● SUPPLIED MATERIAL
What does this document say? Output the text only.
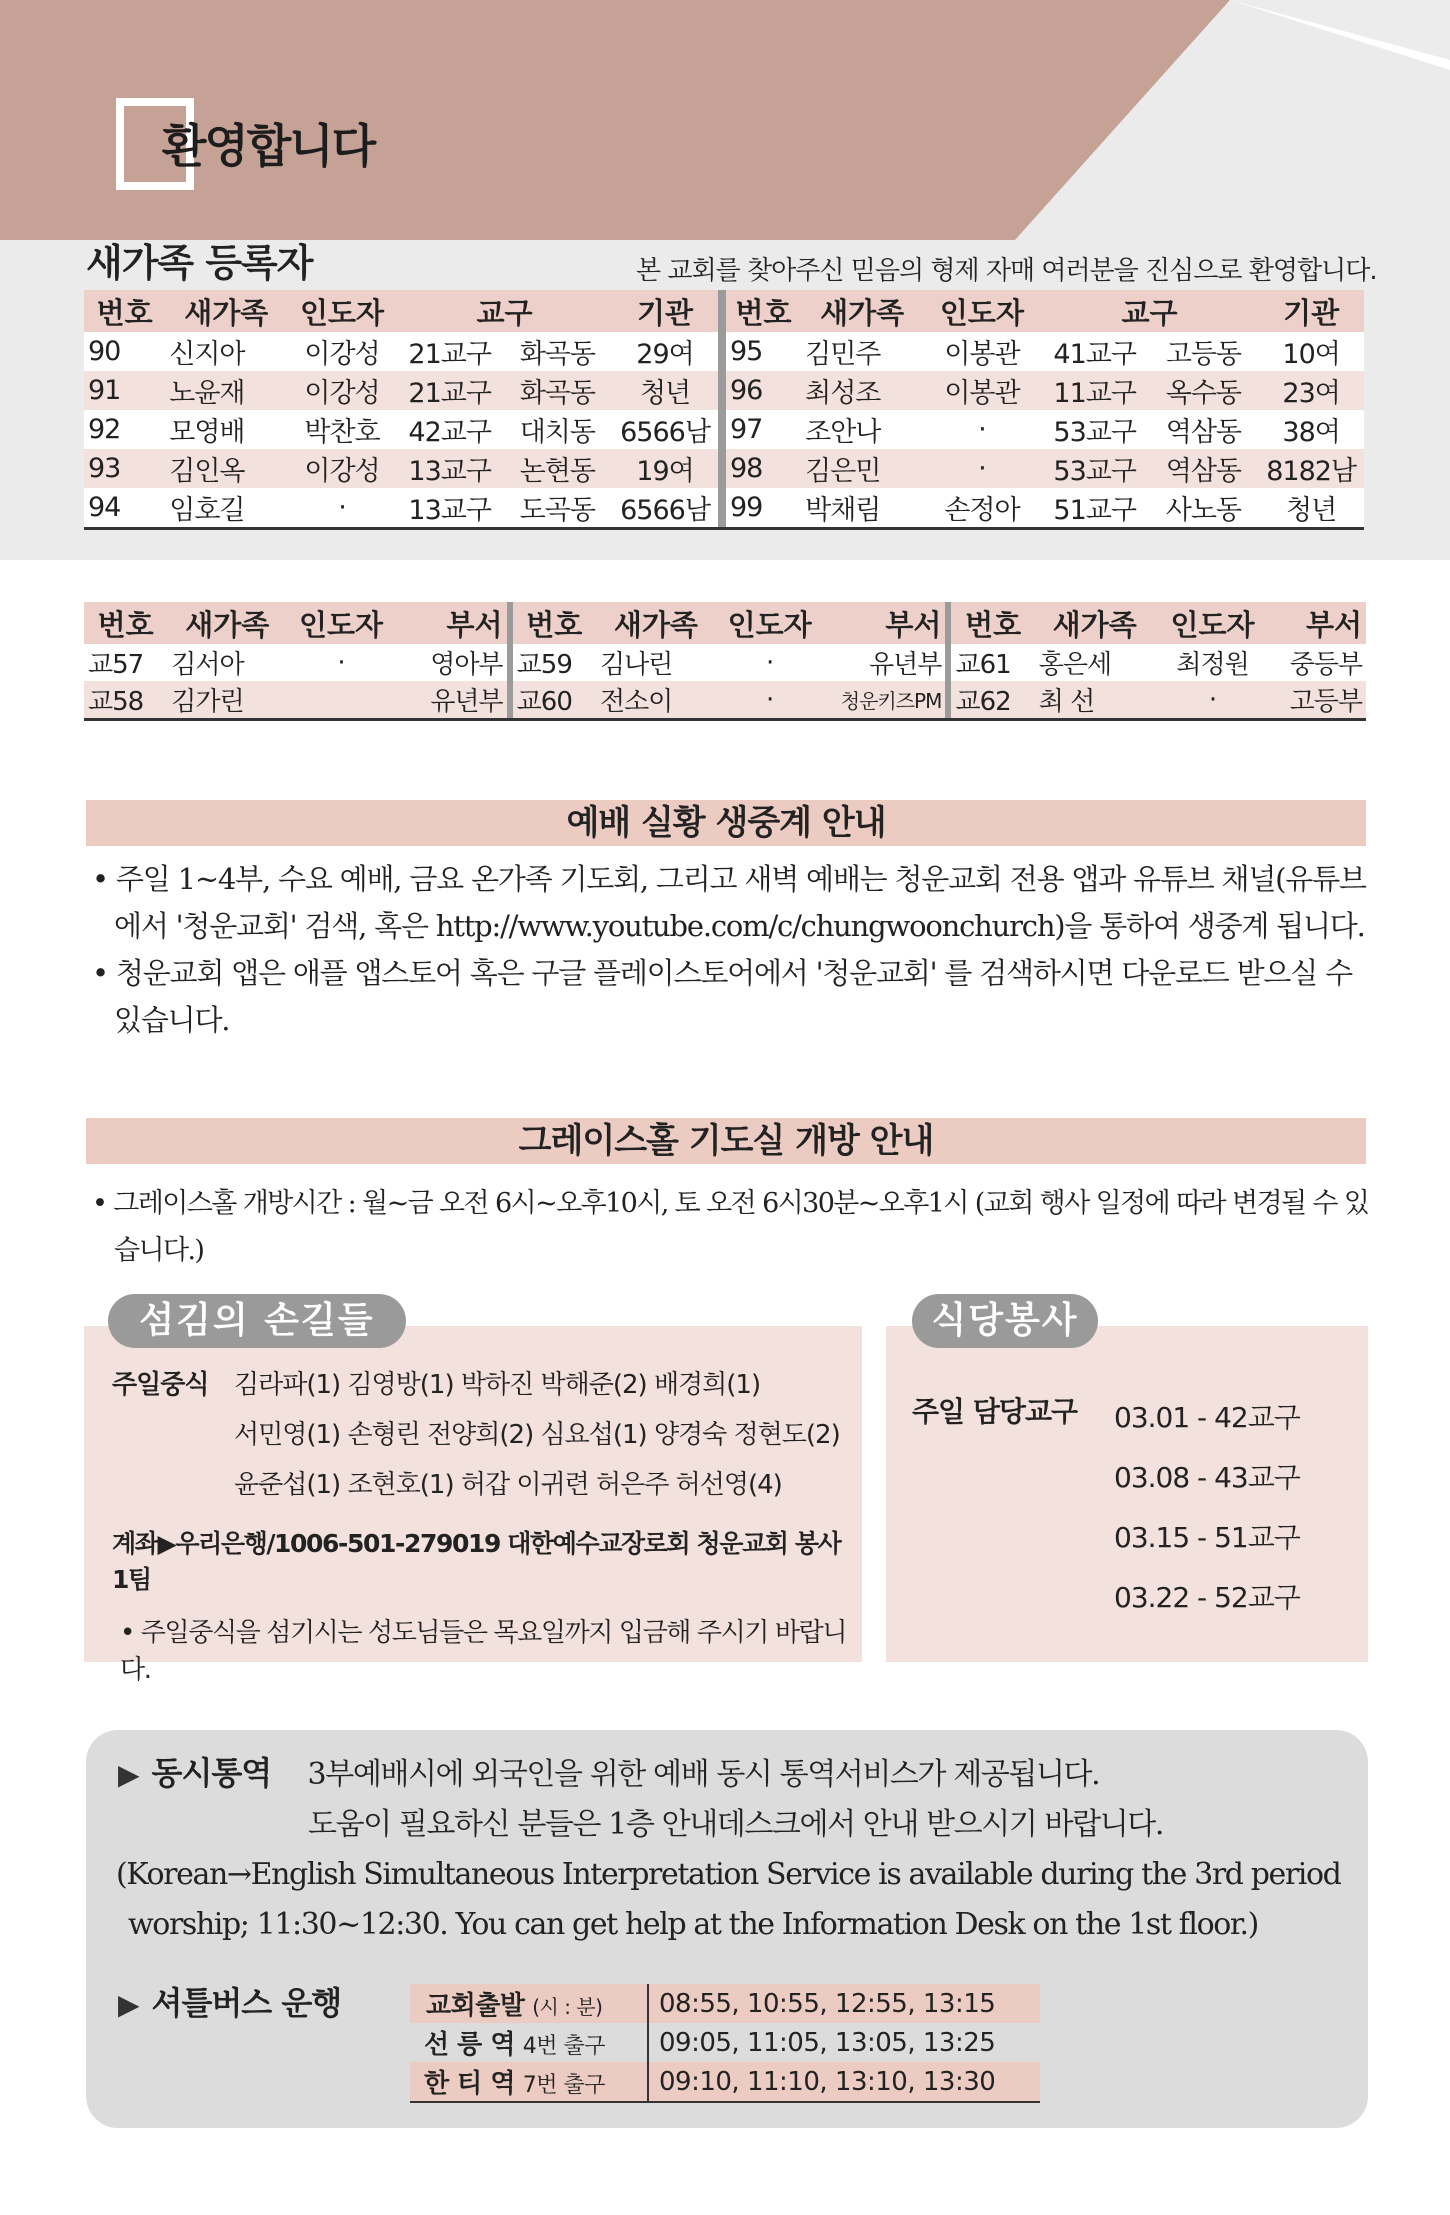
환영합니다
새가족 등록자	본 교회를 찾아주신 믿음의 형제 자매 여러분을 진심으로 환영합니다.
번호	새가족	인도자	교구		기관		번호	새가족	인도자	교구		기관
90	신지아	이강성	21교구	화곡동	29여		95	김민주	이봉관	41교구	고등동	10여
91	노윤재	이강성	21교구	화곡동	청년		96	최성조	이봉관	11교구	옥수동	23여
92	모영배	박찬호	42교구	대치동	6566남		97	조안나	·	53교구	역삼동	38여
93	김인옥	이강성	13교구	논현동	19여		98	김은민	·	53교구	역삼동	8182남
94	임호길	·	13교구	도곡동	6566남		99	박채림	손정아	51교구	사노동	청년
번호	새가족	인도자	부서		번호	새가족	인도자	부서		번호	새가족	인도자	부서
교57	김서아	·	영아부		교59	김나린	·	유년부		교61	홍은세	최정원	중등부
교58	김가린		유년부		교60	전소이	·	청운키즈PM		교62	최 선	·	고등부
예배 실황 생중계 안내

• 주일 1~4부, 수요 예배, 금요 온가족 기도회, 그리고 새벽 예배는 청운교회 전용 앱과 유튜브 채널(유튜브에서 '청운교회' 검색, 혹은 http://www.youtube.com/c/chungwoonchurch)을 통하여 생중계 됩니다.

• 청운교회 앱은 애플 앱스토어 혹은 구글 플레이스토어에서 '청운교회' 를 검색하시면 다운로드 받으실 수 있습니다.

그레이스홀 기도실 개방 안내

• 그레이스홀 개방시간 : 월~금 오전 6시~오후10시, 토 오전 6시30분~오후1시 (교회 행사 일정에 따라 변경될 수 있습니다.)

섬김의 손길들
주일중식 김라파(1) 김영방(1) 박하진 박해준(2) 배경희(1)
서민영(1) 손형린 전양희(2) 심요섭(1) 양경숙 정현도(2)
윤준섭(1) 조현호(1) 허갑 이귀련 허은주 허선영(4)
계좌▶우리은행/1006-501-279019 대한예수교장로회 청운교회 봉사1팀
• 주일중식을 섬기시는 성도님들은 목요일까지 입금해 주시기 바랍니다.
식당봉사
주일 담당교구 03.01 - 42교구
03.08 - 43교구
03.15 - 51교구
03.22 - 52교구
▶ 동시통역	3부예배시에 외국인을 위한 예배 동시 통역서비스가 제공됩니다.
도움이 필요하신 분들은 1층 안내데스크에서 안내 받으시기 바랍니다.
(Korean→English Simultaneous Interpretation Service is available during the 3rd period
worship; 11:30~12:30. You can get help at the Information Desk on the 1st floor.)
▶ 셔틀버스 운행	교회출발 (시 : 분)	08:55, 10:55, 12:55, 13:15
선 릉 역 4번 출구	09:05, 11:05, 13:05, 13:25
한 티 역 7번 출구	09:10, 11:10, 13:10, 13:30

● AIM
Show the lines of the records that include the string "그레이스홀".

● SOLUTION TO THE EXERCISE
그레이스홀 기도실 개방 안내
• 그레이스홀 개방시간 : 월~금 오전 6시~오후10시, 토 오전 6시30분~오후1시 (교회 행사 일정에 따라 변경될 수 있습니다.)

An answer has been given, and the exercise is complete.